GIVEN PROBLEM: Check each line of the records below for the string "price", then state how many lines contain it, with no other output.
[start of GIVEN RECORDS]
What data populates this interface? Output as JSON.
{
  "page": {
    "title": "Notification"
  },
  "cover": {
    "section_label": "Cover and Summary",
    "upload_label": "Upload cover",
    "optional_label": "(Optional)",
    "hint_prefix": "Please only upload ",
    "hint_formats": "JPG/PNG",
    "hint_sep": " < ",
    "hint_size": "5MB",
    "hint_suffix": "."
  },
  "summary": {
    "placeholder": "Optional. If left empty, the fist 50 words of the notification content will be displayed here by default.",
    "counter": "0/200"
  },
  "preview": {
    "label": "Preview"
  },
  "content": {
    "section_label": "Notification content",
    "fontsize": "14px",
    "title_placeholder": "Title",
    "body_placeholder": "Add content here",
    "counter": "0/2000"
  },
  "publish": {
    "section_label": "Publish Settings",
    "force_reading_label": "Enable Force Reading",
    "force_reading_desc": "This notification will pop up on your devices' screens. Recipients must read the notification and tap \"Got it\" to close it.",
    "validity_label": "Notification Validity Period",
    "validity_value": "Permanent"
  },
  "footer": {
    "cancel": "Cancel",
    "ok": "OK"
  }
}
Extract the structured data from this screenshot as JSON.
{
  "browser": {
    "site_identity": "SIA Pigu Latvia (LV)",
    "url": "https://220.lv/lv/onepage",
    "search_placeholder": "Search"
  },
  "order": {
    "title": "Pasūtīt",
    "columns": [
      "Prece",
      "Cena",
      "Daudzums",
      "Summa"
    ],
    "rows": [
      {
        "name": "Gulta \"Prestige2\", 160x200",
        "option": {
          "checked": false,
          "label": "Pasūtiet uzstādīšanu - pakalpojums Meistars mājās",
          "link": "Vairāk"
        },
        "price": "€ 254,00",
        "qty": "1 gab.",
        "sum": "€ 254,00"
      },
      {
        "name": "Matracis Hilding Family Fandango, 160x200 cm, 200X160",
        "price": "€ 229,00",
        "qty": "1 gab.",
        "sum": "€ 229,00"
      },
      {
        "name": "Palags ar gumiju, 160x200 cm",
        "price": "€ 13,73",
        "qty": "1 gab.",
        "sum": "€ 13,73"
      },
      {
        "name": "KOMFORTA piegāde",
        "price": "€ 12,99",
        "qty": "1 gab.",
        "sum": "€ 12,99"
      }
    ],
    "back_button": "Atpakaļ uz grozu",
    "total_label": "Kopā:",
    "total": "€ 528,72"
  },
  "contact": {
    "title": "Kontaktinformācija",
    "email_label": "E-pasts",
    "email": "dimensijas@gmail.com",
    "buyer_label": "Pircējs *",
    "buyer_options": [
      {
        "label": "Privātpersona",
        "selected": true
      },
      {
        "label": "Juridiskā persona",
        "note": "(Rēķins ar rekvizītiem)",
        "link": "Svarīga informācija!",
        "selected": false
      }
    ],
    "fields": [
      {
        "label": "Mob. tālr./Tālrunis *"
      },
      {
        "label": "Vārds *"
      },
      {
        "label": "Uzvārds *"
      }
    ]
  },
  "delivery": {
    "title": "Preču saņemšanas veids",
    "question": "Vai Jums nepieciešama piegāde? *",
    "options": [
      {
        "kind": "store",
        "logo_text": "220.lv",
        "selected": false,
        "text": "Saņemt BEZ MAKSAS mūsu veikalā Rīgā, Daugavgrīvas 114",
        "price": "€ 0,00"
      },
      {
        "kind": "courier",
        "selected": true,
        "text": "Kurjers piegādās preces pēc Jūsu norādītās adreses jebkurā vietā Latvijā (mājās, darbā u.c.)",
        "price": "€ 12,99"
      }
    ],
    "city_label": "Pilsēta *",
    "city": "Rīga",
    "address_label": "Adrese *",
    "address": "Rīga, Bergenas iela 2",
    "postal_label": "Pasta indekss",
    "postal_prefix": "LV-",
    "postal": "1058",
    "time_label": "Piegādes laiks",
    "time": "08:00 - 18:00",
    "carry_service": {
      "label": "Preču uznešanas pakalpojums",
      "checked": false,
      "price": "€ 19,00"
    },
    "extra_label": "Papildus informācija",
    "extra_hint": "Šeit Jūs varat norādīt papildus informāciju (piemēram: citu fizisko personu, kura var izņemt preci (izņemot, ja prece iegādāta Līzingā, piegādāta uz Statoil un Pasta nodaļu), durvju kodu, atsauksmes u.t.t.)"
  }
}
[end of GIVEN RECORDS]
EXPECTED OUTPUT: 7